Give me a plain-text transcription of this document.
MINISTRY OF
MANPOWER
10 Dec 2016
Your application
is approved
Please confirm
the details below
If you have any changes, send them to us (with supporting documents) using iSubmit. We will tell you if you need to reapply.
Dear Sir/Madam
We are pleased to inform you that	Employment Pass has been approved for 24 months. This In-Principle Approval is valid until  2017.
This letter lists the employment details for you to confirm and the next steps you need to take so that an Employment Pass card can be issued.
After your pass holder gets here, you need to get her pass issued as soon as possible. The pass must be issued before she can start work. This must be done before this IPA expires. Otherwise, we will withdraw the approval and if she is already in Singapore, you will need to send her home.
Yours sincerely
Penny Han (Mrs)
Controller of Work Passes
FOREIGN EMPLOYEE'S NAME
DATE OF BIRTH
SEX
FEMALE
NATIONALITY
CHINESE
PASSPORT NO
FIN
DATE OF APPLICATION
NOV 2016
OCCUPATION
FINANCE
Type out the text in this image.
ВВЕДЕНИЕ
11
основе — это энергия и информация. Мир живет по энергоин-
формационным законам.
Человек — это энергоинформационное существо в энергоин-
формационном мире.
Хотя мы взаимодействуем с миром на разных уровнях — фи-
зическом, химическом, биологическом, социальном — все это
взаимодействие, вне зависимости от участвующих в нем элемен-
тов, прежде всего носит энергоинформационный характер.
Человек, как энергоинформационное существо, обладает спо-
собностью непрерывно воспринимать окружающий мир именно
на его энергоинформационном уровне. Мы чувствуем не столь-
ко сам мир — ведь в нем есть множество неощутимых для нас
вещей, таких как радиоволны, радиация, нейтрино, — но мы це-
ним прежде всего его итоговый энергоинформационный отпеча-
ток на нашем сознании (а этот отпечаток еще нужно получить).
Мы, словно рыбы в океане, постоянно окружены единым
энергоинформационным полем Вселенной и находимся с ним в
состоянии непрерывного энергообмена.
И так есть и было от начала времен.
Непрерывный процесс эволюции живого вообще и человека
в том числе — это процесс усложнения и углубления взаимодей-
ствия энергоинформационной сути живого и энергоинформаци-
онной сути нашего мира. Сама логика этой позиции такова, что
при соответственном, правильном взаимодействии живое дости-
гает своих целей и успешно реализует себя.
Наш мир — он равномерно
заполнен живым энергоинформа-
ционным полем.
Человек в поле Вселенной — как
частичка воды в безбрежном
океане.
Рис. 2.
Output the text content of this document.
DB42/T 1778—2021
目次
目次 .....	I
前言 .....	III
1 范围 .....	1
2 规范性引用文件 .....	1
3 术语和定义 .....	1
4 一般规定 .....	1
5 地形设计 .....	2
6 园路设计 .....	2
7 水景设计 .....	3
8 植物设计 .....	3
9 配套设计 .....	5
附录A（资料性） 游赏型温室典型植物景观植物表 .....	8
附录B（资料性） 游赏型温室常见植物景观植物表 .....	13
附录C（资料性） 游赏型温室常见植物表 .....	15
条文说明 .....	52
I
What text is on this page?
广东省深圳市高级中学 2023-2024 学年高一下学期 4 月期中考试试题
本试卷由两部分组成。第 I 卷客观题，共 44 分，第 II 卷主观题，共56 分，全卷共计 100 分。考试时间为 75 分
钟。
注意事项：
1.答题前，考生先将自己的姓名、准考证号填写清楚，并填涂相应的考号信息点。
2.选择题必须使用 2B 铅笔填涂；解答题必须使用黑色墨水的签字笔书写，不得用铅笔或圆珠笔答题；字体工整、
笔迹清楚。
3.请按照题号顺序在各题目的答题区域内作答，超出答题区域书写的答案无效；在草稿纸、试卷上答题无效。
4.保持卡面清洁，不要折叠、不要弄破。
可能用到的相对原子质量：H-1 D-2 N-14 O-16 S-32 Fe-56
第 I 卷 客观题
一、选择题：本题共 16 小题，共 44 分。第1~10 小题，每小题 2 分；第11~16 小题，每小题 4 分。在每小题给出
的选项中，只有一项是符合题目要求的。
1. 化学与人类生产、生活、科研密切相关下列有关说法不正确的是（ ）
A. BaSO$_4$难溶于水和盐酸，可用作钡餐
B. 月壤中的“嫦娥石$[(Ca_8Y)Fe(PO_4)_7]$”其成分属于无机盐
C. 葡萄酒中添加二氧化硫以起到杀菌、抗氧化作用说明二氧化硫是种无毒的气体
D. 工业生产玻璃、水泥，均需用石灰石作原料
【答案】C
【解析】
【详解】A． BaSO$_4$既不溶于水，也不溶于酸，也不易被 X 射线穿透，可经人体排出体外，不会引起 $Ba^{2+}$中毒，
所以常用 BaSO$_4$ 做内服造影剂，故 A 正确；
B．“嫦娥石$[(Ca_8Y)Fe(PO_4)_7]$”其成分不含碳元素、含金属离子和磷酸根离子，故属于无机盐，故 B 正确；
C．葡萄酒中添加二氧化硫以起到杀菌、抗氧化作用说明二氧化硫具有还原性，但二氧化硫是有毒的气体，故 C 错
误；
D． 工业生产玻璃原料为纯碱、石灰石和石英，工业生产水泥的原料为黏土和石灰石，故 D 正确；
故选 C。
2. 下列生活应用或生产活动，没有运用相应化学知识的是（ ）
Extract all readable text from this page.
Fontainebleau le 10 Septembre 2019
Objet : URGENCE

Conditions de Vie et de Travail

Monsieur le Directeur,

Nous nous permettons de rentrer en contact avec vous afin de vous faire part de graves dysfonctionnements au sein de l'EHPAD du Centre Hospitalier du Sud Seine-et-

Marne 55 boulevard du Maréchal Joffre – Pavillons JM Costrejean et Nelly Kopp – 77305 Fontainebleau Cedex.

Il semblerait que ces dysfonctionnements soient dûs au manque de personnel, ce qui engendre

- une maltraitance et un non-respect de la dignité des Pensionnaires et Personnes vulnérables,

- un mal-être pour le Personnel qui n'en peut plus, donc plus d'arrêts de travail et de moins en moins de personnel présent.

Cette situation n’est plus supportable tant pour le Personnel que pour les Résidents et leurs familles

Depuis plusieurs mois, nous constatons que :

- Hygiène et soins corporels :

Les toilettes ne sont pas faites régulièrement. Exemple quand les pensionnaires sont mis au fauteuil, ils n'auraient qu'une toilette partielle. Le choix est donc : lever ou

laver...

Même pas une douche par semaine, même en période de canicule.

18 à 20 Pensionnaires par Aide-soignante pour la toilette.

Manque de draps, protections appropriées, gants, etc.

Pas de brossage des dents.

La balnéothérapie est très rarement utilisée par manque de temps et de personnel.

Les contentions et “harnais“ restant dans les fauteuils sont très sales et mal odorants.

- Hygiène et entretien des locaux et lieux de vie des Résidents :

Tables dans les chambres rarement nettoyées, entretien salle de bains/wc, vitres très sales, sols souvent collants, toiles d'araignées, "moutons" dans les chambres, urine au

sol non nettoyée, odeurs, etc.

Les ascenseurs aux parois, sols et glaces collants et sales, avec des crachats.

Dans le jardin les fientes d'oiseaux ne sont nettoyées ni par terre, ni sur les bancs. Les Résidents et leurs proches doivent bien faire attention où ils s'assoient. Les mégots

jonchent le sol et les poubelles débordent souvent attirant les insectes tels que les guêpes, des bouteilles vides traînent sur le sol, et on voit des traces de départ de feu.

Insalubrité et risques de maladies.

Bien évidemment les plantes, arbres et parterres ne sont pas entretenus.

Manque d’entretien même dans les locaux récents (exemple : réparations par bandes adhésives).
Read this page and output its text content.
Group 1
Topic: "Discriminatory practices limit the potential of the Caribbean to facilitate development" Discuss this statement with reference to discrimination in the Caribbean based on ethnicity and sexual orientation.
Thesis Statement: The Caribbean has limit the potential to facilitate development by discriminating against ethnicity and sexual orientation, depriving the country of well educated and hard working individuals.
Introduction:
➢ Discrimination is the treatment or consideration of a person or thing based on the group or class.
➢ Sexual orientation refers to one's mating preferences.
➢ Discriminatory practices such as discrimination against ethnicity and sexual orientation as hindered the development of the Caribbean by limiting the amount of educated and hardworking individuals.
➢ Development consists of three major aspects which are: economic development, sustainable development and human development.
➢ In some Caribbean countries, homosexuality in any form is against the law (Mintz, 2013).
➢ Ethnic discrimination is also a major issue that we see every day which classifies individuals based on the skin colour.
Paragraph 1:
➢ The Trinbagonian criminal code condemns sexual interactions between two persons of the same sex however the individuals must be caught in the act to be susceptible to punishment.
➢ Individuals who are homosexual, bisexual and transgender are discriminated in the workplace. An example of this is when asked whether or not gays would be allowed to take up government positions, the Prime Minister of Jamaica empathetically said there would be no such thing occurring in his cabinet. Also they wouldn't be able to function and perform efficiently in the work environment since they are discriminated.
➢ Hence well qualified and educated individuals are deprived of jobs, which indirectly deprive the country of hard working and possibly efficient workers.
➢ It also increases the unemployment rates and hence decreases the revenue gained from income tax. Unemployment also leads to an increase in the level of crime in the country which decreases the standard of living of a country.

> Problem requirements:
Where a line of the entries contains the word "locaux", copy that line.

> Full output:
- Hygiène et entretien des locaux et lieux de vie des Résidents :
Manque d’entretien même dans les locaux récents (exemple : réparations par bandes adhésives).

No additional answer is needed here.